- _GIVEN PASSAGE_:
Monetary Ownership of Air

Question

(Sorry that I sent the question by mistake without text; I forgot to paste the text.)
Can there be monetary ownership of air? I saw in the Talmudic passage in Bava Kamma, in the dispute between Rav and Shmuel about liability for a pit—whether it is because of the harmful vapor or because of the impact—that Rav does not impose liability because of the impact, and the Talmud’s reasoning is that he holds one is not liable because it is public ground. And in the medieval authorities (Rashi, Shitah Mekubetzet) it seems that the reason is that it is not his property but everyone’s property, and Rav imposes liability only for one’s own property. So the question arises: is the vapor that accumulated in the pit considered his property? Can one take ownership of vapor? And if so, how does one take ownership of vapor—by pulling, money, taking possession?
Thank you

Answer

You do not have to assume that the vapor is his property. It is enough that it is not someone else’s property. A pit in the public domain is one of the things that are not in a person’s domain, yet the Torah treated them as if they were in his domain in order to make him liable for them. But according to Rav, public ground belongs to everyone, and therefore one cannot impose liability on that basis.
Indeed, it should be noted that in the laws of acquisition there is no ownership of air. This is one of the things defined as something without substance (the airspace of a courtyard). It is commonly thought that this means ownership is not defined there at all, but in my opinion it means that ownership of the air belongs to the owner of the land beneath it. That is, it is not that you cannot own the airspace of the courtyard; rather, you cannot detach ownership of the air from ownership of the courtyard. See my article on copyright in Techumin 25. According to this, ownership of the vapor must be considered. You cannot own it when the ground beneath it is public ground. Though perhaps one can distinguish: even if you cannot own it, it still does not belong to the public. Only the ground belongs to the public.

- _RECORDS FOR THE EXERCISE_:
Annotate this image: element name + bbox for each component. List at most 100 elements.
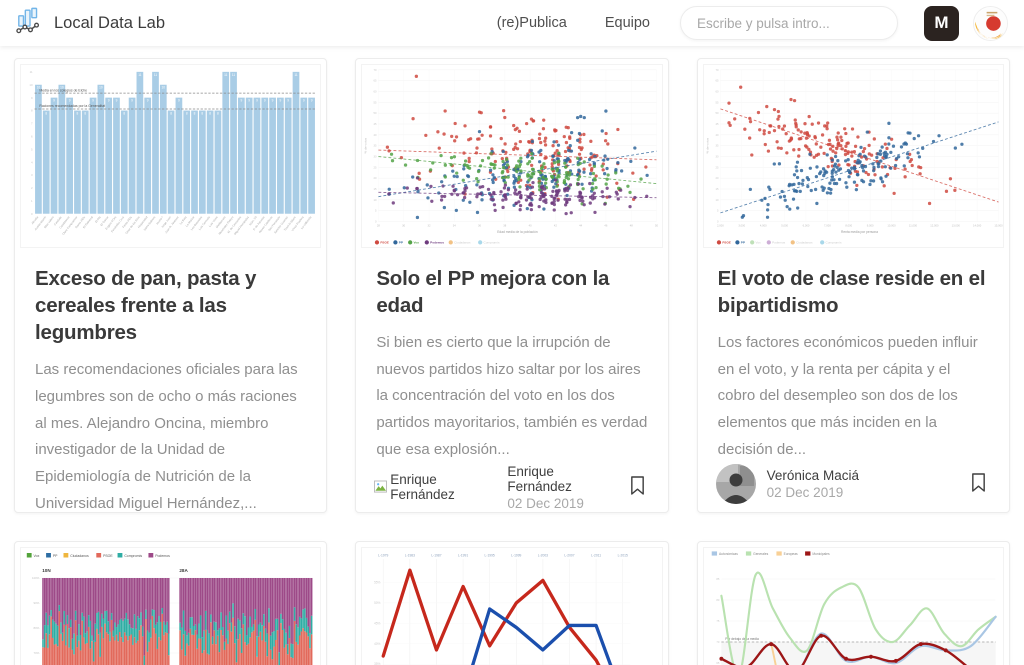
svg-text:20: 20 [374,176,377,180]
svg-text:42: 42 [554,223,557,227]
search-box [680,6,898,40]
svg-text:8,000: 8,000 [845,223,852,227]
svg-text:10: 10 [60,86,64,90]
svg-text:55%: 55% [375,580,381,584]
svg-text:Ciudadanos: Ciudadanos [70,554,89,558]
svg-text:2,000: 2,000 [717,223,724,227]
article-excerpt: Las recomendaciones oficiales para las l… [35,361,298,512]
svg-text:6,000: 6,000 [802,223,809,227]
article-card-participacion[interactable]: 85807570656055Por debajo de la mediaAuto… [696,541,1010,665]
nav-equipo[interactable]: Equipo [604,15,650,31]
article-chart-thumbnail[interactable]: Vox PP Ciudadanos PSOE Compromís Podemos 100% 9… [20,547,322,665]
user-avatar-m[interactable]: M [924,5,959,41]
svg-text:PP: PP [53,554,58,558]
svg-text:30: 30 [374,155,377,159]
article-card-pp-edad[interactable]: 0 5 10 15 20 25 30 35 40 45 50 55 60 65 70 28 30 32 34 36 38… [355,58,669,513]
article-card-voto-clase[interactable]: 0 5 10 15 20 25 30 35 40 45 50 55 60 65 70 2,000 3,000 4,… [696,58,1010,513]
svg-text:9: 9 [279,99,281,103]
svg-text:0: 0 [31,212,33,216]
svg-text:L-1979: L-1979 [378,553,388,557]
svg-text:9: 9 [240,99,242,103]
bookmark-button[interactable] [966,468,991,500]
svg-text:9: 9 [108,99,110,103]
main-nav: (re)Publica Equipo [497,15,650,31]
article-footer: Enrique Fernández Enrique Fernández 02 D… [356,463,667,512]
svg-text:11: 11 [138,73,142,77]
svg-text:11: 11 [224,73,228,77]
article-footer: Verónica Maciá 02 Dec 2019 [698,463,1009,512]
svg-text:Vox: Vox [755,241,761,245]
svg-text:25: 25 [374,165,377,169]
article-card-stacked[interactable]: Vox PP Ciudadanos PSOE Compromís Podemos 100% 9… [14,541,328,665]
svg-text:11: 11 [30,70,33,74]
svg-text:28A: 28A [179,568,188,573]
svg-text:40: 40 [529,223,532,227]
article-title[interactable]: El voto de clase reside en el bipartidis… [717,267,986,318]
svg-text:9: 9 [287,99,289,103]
svg-text:8: 8 [45,111,47,115]
svg-text:Luis Vives: Luis Vives [208,215,219,228]
svg-text:28: 28 [377,223,380,227]
svg-text:55: 55 [715,100,718,104]
svg-text:38: 38 [504,223,507,227]
author-avatar-photo[interactable] [715,463,756,504]
article-chart-thumbnail[interactable]: 85807570656055Por debajo de la mediaAuto… [702,547,1004,665]
bookmark-icon [630,476,644,495]
svg-text:Por debajo de la media: Por debajo de la media [725,637,759,641]
article-chart-thumbnail[interactable]: L-1979 L-1983 L-1987 L-1991 L-1995 L-1999 L-20… [361,547,663,665]
svg-text:30: 30 [715,155,718,159]
author-name[interactable]: Verónica Maciá [766,467,859,483]
svg-text:PP: PP [740,241,744,245]
search-input[interactable] [680,6,898,40]
svg-text:% de votos: % de votos [705,138,709,154]
svg-text:65: 65 [374,79,377,83]
bookmark-icon [972,472,985,492]
svg-text:70%: 70% [34,651,40,655]
svg-text:Ciudadanos: Ciudadanos [796,241,813,245]
article-title[interactable]: Solo el PP mejora con la edad [376,267,610,318]
svg-text:L-1987: L-1987 [432,553,442,557]
svg-text:10: 10 [29,83,33,87]
author-avatar-broken[interactable]: Enrique Fernández [374,472,496,502]
line-chart-pp-psoe: L-1979 L-1983 L-1987 L-1991 L-1995 L-1999 L-20… [375,553,631,665]
svg-text:9: 9 [178,99,180,103]
svg-text:5: 5 [31,147,33,151]
org-logo-avatar[interactable] [973,5,1008,41]
svg-text:Jorge Juan: Jorge Juan [160,215,172,229]
svg-text:9: 9 [272,99,274,103]
svg-text:7: 7 [31,122,33,126]
svg-text:L-1999: L-1999 [512,553,522,557]
svg-text:9: 9 [92,99,94,103]
article-chart-thumbnail[interactable]: 0 5 10 15 20 25 30 35 40 45 50 55 60 65 70 2,000 3,000 4,… [702,64,1004,248]
svg-text:65: 65 [715,79,718,83]
author-name[interactable]: Enrique Fernández [507,463,572,494]
svg-text:Vox: Vox [34,554,40,558]
svg-text:La Marina: La Marina [185,215,196,228]
svg-text:8: 8 [209,111,211,115]
article-chart-thumbnail[interactable]: 0 5 10 15 20 25 30 35 40 45 50 55 60 65 70 28 30 32 34 36 38… [361,64,663,248]
svg-text:Jaume I: Jaume I [155,215,164,226]
svg-text:90%: 90% [34,601,40,605]
nav-republica[interactable]: (re)Publica [496,15,567,31]
site-title[interactable]: Local Data Lab [54,13,165,32]
article-chart-thumbnail[interactable]: 0 1 2 3 4 5 6 7 8 9 10 11 10 Alcudia 8 Ausiàs March 9 Bla… [20,64,322,248]
svg-text:Europeas: Europeas [783,552,797,556]
svg-text:80: 80 [716,598,719,602]
scatter-chart-edad: 0 5 10 15 20 25 30 35 40 45 50 55 60 65 70 28 30 32 34 36 38… [364,68,659,245]
svg-text:Podemos: Podemos [772,241,785,245]
svg-text:L-2011: L-2011 [591,553,601,557]
svg-text:11: 11 [232,73,236,77]
svg-text:Mediterrani: Mediterrani [215,215,227,229]
svg-text:% de votos: % de votos [364,138,368,154]
broken-image-icon [374,480,388,493]
bookmark-button[interactable] [625,471,650,503]
svg-text:L-2003: L-2003 [538,553,548,557]
article-card-lineas-pp-psoe[interactable]: L-1979 L-1983 L-1987 L-1991 L-1995 L-1999 L-20… [355,541,669,665]
svg-text:8: 8 [217,111,219,115]
article-title[interactable]: Exceso de pan, pasta y cereales frente a… [35,267,257,345]
svg-text:35: 35 [374,144,377,148]
svg-text:9: 9 [116,99,118,103]
brand[interactable]: Local Data Lab [16,7,165,39]
svg-text:35: 35 [715,144,718,148]
article-card-legumbres[interactable]: 0 1 2 3 4 5 6 7 8 9 10 11 10 Alcudia 8 Ausiàs March 9 Bla… [14,58,328,513]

- _JOBS_:
1: In the listing, copy the lines exactly, starting at the line that contains "svg-text:20: 20 [374,176,377,180]" and ending after the line that contains "article-card-pp-edad[interactable]: 0 5".
2: Continue the passage on ownership of air from the point where it stops.

- _ANSWERS FOR THE EXERCISE_:
1:
svg-text:20: 20 [374,176,377,180]
svg-text:42: 42 [554,223,557,227]
search-box [680,6,898,40]
svg-text:8,000: 8,000 [845,223,852,227]
svg-text:10: 10 [60,86,64,90]
svg-text:55%: 55% [375,580,381,584]
svg-text:Ciudadanos: Ciudadanos [70,554,89,558]
svg-text:2,000: 2,000 [717,223,724,227]
article-excerpt: Las recomendaciones oficiales para las l… [35,361,298,512]
svg-text:6,000: 6,000 [802,223,809,227]
article-card-participacion[interactable]: 85807570656055Por debajo de la mediaAuto… [696,541,1010,665]
nav-equipo[interactable]: Equipo [604,15,650,31]
article-chart-thumbnail[interactable]: Vox PP Ciudadanos PSOE Compromís Podemos 100% 9… [20,547,322,665]
user-avatar-m[interactable]: M [924,5,959,41]
svg-text:PP: PP [53,554,58,558]
svg-text:30: 30 [374,155,377,159]
article-card-pp-edad[interactable]: 0 5 10 15 20 25 30 35 40 45 50 55 60 65 70 28 30 32 34 36 38… [355,58,669,513]

2:
For example, in the well-known dispute of the amoraim about fire, Rabbi Yohanan holds that liability for one’s fire is because it is like one’s arrows, since ownership cannot apply to fire (something without substance). But he does not exempt the person because of that; rather, he makes him liable because it is like his arrows.

Discussion on Answer

Nahum (2019-12-08)

Is the reason there is no ownership of fire, as explained in the Talmud in Beitzah—that it is even permitted for someone forbidden by vow to benefit from another’s property to benefit from the flame of the one who imposed the vow—the reason there would be no copyright? And what would those who disagree and hold that there is copyright answer? After all, a creation is certainly something without substance.

Michi (2019-12-08)

First, in my article I showed that there is ownership of information/an idea.
Second, I do not know of any “disputants” (other than me; the halakhic decisors base copyright on rabbinic law or encroachment, the law of the land, and the like).
Third, above I cited Rabbi Yohanan’s view that liability is because it is like his arrows. A similar solution can be found for copyright: even if there is no ownership over it, it is part of me (my body), like “the children of my spirit.”

Nahum (2019-12-08)

How would you explain the Talmud in Beitzah, which says that it is permitted for someone forbidden by vow to benefit from another’s property to benefit from that person’s flame? Only if you say that it is ownerless; because if it is part of the one who imposed the vow, that should be forbidden.

Michi (2019-12-08)

When the flame is already with the beneficiary, or simply gives him benefit, it is no longer the property of the one who imposed the vow (“a candle for one is a candle for a hundred”). When it goes out and causes damage, it is considered his force—like a pit, which the Torah treated as being in its owner’s domain in order to make him liable for it.

Nahum (2019-12-08)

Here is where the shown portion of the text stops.